[Data to use start]

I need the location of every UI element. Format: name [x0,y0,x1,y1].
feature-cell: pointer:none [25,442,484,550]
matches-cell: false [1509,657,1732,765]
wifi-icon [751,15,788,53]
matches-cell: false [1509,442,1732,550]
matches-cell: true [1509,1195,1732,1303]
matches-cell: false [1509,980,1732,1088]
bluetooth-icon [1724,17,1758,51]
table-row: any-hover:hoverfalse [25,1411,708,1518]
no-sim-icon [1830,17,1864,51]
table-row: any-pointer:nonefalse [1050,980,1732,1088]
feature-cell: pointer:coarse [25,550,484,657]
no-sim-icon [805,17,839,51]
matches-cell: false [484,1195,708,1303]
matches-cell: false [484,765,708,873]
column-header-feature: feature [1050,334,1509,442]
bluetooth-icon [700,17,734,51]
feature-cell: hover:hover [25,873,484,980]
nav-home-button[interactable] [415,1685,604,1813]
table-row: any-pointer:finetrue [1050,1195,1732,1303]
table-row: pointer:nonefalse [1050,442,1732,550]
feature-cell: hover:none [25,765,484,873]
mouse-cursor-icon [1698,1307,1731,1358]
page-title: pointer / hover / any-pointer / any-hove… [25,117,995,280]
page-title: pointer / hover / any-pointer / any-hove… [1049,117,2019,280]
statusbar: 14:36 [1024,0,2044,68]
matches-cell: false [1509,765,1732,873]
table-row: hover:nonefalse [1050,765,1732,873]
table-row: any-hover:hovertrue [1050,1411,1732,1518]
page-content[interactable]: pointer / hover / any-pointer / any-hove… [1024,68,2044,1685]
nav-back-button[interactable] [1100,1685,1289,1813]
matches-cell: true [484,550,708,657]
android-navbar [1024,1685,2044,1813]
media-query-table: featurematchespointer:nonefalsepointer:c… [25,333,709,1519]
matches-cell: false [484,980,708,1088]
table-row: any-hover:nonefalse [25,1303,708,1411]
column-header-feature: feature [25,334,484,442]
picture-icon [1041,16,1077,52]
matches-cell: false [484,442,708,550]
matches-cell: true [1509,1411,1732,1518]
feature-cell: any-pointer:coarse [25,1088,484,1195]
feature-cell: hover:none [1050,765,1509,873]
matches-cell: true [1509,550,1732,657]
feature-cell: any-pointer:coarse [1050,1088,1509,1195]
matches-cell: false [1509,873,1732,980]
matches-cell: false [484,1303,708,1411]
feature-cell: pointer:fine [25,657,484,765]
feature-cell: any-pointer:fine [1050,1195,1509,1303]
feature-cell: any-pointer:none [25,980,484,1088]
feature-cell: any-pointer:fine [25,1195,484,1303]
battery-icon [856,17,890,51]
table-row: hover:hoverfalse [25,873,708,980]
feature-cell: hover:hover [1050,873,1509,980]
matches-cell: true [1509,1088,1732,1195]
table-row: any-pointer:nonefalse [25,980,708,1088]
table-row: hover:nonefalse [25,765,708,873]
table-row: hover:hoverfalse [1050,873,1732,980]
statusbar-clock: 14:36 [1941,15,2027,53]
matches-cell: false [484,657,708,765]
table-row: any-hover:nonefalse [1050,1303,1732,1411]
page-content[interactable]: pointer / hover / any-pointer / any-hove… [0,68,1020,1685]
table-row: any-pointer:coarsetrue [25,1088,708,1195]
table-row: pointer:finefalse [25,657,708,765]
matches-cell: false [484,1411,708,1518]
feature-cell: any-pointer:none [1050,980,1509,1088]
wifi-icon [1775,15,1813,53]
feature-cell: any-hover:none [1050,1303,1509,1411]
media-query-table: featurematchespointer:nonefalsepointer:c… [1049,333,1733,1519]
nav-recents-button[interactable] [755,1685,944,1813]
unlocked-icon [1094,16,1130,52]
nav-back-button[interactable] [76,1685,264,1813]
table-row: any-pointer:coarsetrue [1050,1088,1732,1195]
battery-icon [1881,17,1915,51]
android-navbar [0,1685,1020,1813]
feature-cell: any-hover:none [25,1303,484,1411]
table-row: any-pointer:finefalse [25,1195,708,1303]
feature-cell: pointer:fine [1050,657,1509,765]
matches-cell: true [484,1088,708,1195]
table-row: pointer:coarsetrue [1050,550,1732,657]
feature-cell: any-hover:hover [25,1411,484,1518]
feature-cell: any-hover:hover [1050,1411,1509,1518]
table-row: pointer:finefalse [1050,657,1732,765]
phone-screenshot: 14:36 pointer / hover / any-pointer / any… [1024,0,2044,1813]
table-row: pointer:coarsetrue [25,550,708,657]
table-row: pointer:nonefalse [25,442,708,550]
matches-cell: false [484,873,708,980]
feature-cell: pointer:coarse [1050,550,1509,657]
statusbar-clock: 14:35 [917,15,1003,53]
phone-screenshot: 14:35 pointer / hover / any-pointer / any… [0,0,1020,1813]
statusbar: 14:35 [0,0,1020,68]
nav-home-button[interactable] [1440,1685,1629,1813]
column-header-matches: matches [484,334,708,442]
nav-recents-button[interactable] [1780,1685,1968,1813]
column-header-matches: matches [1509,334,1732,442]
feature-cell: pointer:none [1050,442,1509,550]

[Data to use end]

## Work instructions
Copy out every line of the items above word for word.

## Task response
I need the location of every UI element. Format: name [x0,y0,x1,y1].
feature-cell: pointer:none [25,442,484,550]
matches-cell: false [1509,657,1732,765]
wifi-icon [751,15,788,53]
matches-cell: false [1509,442,1732,550]
matches-cell: true [1509,1195,1732,1303]
matches-cell: false [1509,980,1732,1088]
bluetooth-icon [1724,17,1758,51]
table-row: any-hover:hoverfalse [25,1411,708,1518]
no-sim-icon [1830,17,1864,51]
table-row: any-pointer:nonefalse [1050,980,1732,1088]
feature-cell: pointer:coarse [25,550,484,657]
no-sim-icon [805,17,839,51]
matches-cell: false [484,1195,708,1303]
matches-cell: false [484,765,708,873]
column-header-feature: feature [1050,334,1509,442]
bluetooth-icon [700,17,734,51]
feature-cell: hover:hover [25,873,484,980]
nav-home-button[interactable] [415,1685,604,1813]
table-row: any-pointer:finetrue [1050,1195,1732,1303]
table-row: pointer:nonefalse [1050,442,1732,550]
feature-cell: hover:none [25,765,484,873]
mouse-cursor-icon [1698,1307,1731,1358]
page-title: pointer / hover / any-pointer / any-hove… [25,117,995,280]
page-title: pointer / hover / any-pointer / any-hove… [1049,117,2019,280]
statusbar: 14:36 [1024,0,2044,68]
matches-cell: false [1509,765,1732,873]
table-row: hover:nonefalse [1050,765,1732,873]
table-row: any-hover:hovertrue [1050,1411,1732,1518]
page-content[interactable]: pointer / hover / any-pointer / any-hove… [1024,68,2044,1685]
nav-back-button[interactable] [1100,1685,1289,1813]
matches-cell: true [484,550,708,657]
android-navbar [1024,1685,2044,1813]
media-query-table: featurematchespointer:nonefalsepointer:c… [25,333,709,1519]
matches-cell: false [484,980,708,1088]
table-row: any-hover:nonefalse [25,1303,708,1411]
column-header-feature: feature [25,334,484,442]
picture-icon [1041,16,1077,52]
matches-cell: false [484,442,708,550]
matches-cell: true [1509,1411,1732,1518]
feature-cell: any-pointer:coarse [25,1088,484,1195]
feature-cell: hover:none [1050,765,1509,873]
matches-cell: true [1509,550,1732,657]
feature-cell: any-pointer:coarse [1050,1088,1509,1195]
matches-cell: false [1509,873,1732,980]
matches-cell: false [484,1303,708,1411]
feature-cell: pointer:fine [25,657,484,765]
feature-cell: any-pointer:fine [1050,1195,1509,1303]
feature-cell: any-pointer:none [25,980,484,1088]
feature-cell: any-pointer:fine [25,1195,484,1303]
battery-icon [856,17,890,51]
table-row: hover:hoverfalse [25,873,708,980]
feature-cell: hover:hover [1050,873,1509,980]
matches-cell: true [1509,1088,1732,1195]
table-row: any-pointer:nonefalse [25,980,708,1088]
table-row: hover:nonefalse [25,765,708,873]
table-row: hover:hoverfalse [1050,873,1732,980]
statusbar-clock: 14:36 [1941,15,2027,53]
matches-cell: false [484,657,708,765]
table-row: any-hover:nonefalse [1050,1303,1732,1411]
page-content[interactable]: pointer / hover / any-pointer / any-hove… [0,68,1020,1685]
table-row: any-pointer:coarsetrue [25,1088,708,1195]
table-row: pointer:finefalse [25,657,708,765]
matches-cell: false [484,1411,708,1518]
feature-cell: any-pointer:none [1050,980,1509,1088]
wifi-icon [1775,15,1813,53]
feature-cell: any-hover:none [1050,1303,1509,1411]
media-query-table: featurematchespointer:nonefalsepointer:c… [1049,333,1733,1519]
nav-recents-button[interactable] [755,1685,944,1813]
unlocked-icon [1094,16,1130,52]
nav-back-button[interactable] [76,1685,264,1813]
table-row: any-pointer:coarsetrue [1050,1088,1732,1195]
battery-icon [1881,17,1915,51]
android-navbar [0,1685,1020,1813]
feature-cell: any-hover:none [25,1303,484,1411]
table-row: any-pointer:finefalse [25,1195,708,1303]
feature-cell: pointer:fine [1050,657,1509,765]
matches-cell: true [484,1088,708,1195]
table-row: pointer:coarsetrue [1050,550,1732,657]
feature-cell: any-hover:hover [25,1411,484,1518]
feature-cell: any-hover:hover [1050,1411,1509,1518]
table-row: pointer:finefalse [1050,657,1732,765]
phone-screenshot: 14:36 pointer / hover / any-pointer / any… [1024,0,2044,1813]
table-row: pointer:coarsetrue [25,550,708,657]
table-row: pointer:nonefalse [25,442,708,550]
matches-cell: false [484,873,708,980]
feature-cell: pointer:coarse [1050,550,1509,657]
statusbar-clock: 14:35 [917,15,1003,53]
phone-screenshot: 14:35 pointer / hover / any-pointer / any… [0,0,1020,1813]
statusbar: 14:35 [0,0,1020,68]
nav-home-button[interactable] [1440,1685,1629,1813]
column-header-matches: matches [484,334,708,442]
nav-recents-button[interactable] [1780,1685,1968,1813]
column-header-matches: matches [1509,334,1732,442]
feature-cell: pointer:none [1050,442,1509,550]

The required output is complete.